Select every line holding the word "this" and copy it.

>> START RECORDS FOR THE EXERCISE

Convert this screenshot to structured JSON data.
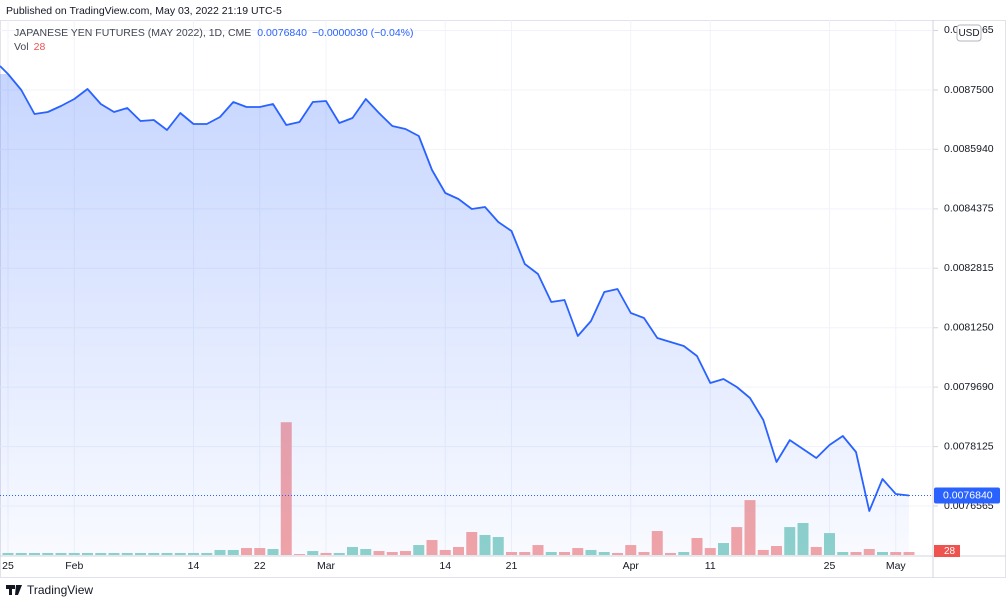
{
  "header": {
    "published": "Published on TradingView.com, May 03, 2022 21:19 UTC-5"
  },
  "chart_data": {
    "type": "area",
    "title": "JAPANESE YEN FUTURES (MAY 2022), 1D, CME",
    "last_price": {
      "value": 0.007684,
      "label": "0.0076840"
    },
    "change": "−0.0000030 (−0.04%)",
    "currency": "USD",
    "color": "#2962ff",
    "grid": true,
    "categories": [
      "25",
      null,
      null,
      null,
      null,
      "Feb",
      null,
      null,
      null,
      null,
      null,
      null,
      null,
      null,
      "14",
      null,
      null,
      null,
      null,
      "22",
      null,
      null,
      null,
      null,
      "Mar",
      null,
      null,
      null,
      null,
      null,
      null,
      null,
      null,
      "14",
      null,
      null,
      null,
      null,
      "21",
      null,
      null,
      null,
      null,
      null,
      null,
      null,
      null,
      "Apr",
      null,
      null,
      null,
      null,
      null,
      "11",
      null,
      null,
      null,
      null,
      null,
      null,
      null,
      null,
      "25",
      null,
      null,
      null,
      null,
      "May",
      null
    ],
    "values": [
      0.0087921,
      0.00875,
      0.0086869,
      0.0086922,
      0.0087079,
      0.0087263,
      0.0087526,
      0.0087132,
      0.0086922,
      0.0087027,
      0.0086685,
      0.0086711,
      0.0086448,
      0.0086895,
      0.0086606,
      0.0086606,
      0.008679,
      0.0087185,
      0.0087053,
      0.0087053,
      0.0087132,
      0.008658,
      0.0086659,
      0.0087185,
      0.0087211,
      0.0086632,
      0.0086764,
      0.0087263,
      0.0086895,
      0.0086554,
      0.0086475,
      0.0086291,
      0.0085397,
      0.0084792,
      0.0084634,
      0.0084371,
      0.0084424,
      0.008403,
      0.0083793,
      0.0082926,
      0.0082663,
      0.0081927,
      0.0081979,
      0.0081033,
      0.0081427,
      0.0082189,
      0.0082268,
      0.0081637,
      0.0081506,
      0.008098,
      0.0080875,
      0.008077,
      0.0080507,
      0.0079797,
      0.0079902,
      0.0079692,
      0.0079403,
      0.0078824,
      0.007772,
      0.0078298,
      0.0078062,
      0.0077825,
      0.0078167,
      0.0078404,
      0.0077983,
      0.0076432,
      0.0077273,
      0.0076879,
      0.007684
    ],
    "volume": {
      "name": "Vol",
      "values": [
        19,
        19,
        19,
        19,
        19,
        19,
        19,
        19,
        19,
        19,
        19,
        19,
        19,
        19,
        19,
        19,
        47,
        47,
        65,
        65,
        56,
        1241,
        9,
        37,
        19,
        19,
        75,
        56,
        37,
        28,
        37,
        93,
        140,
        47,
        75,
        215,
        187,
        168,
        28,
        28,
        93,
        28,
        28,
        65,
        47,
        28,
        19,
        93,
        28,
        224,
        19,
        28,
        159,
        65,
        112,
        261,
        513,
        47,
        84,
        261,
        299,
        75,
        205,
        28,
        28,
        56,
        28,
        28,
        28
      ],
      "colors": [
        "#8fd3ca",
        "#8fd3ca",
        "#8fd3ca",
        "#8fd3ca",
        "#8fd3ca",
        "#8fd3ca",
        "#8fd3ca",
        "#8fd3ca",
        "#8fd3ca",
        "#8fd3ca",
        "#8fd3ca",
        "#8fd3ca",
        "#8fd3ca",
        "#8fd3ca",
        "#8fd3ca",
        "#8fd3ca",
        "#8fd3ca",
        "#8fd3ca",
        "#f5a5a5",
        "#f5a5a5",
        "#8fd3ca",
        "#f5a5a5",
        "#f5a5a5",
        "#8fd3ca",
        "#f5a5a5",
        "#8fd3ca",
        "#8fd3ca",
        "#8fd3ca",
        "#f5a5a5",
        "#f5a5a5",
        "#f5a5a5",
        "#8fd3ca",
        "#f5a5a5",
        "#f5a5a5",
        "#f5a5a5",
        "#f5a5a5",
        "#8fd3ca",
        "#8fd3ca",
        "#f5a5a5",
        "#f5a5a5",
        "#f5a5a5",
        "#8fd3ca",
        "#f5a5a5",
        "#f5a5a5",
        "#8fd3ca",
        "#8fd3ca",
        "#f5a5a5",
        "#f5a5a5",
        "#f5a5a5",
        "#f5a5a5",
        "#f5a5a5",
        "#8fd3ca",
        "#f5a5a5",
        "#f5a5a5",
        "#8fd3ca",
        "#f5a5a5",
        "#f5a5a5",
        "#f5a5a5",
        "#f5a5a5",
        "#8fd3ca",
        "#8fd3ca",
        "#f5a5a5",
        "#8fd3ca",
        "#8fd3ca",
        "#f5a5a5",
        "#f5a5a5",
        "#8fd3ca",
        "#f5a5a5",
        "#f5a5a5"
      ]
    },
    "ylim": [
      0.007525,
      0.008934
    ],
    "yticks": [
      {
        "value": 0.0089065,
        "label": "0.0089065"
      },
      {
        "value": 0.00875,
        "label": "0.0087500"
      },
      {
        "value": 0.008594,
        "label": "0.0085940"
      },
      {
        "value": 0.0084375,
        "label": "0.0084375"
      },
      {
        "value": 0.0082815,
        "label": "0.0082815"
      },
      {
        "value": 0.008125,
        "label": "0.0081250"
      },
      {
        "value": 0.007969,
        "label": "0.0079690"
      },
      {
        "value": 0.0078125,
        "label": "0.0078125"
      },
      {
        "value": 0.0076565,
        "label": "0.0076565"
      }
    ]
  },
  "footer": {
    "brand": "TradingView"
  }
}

>> END RECORDS FOR THE EXERCISE
>> START RECORDS FOR THE EXERCISE

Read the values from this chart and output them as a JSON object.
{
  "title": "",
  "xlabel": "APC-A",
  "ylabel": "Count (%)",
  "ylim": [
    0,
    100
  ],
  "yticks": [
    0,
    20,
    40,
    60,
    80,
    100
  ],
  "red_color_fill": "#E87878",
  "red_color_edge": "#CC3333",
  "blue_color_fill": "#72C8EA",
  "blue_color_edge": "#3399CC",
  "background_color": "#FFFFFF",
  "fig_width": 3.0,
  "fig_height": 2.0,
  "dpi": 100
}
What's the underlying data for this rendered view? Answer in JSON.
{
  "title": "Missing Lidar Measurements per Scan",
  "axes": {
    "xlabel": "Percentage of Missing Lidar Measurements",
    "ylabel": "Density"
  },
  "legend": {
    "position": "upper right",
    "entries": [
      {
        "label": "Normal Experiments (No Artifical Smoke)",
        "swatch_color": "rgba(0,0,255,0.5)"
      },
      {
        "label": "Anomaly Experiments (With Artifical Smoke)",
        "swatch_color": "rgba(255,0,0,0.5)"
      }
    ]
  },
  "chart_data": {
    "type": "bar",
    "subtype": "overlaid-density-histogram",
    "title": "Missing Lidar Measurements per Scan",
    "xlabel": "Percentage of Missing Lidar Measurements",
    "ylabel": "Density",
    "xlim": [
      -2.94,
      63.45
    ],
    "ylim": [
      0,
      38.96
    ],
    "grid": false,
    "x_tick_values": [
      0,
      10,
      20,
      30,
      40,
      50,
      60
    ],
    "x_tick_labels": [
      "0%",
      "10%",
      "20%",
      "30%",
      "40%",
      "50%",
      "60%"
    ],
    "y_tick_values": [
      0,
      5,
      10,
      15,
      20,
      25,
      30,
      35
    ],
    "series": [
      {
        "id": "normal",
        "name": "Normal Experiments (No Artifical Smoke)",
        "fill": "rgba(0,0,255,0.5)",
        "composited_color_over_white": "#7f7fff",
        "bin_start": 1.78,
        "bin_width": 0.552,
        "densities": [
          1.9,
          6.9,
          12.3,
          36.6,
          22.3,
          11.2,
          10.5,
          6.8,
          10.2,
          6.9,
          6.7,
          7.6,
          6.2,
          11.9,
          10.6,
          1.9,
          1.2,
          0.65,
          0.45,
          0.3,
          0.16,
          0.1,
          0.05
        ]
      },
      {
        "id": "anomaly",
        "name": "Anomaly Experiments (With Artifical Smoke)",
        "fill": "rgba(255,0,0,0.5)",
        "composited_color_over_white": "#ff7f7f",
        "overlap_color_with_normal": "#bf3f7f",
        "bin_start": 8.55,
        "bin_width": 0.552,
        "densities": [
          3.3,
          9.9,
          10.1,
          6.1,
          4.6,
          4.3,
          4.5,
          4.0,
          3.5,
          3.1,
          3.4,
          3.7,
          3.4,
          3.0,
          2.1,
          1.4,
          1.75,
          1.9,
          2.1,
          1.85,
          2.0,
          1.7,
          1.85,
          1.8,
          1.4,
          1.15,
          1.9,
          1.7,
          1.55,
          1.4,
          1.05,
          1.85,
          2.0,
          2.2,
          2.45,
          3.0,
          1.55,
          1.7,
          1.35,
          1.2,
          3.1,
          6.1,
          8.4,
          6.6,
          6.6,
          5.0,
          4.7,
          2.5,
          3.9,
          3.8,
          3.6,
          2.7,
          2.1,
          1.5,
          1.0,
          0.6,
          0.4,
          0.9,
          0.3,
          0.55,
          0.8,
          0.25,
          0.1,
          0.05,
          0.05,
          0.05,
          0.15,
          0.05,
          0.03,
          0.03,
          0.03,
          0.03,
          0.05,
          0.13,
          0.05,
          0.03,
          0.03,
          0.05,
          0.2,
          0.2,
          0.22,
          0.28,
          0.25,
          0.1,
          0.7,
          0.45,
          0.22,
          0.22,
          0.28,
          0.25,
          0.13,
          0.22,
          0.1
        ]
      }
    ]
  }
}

>> END RECORDS FOR THE EXERCISE

* WRITTEN REPLY:
Convert this screenshot to structured JSON data.
Read the values from this chart and output them as a JSON object.
What's the underlying data for this rendered view? Answer in JSON.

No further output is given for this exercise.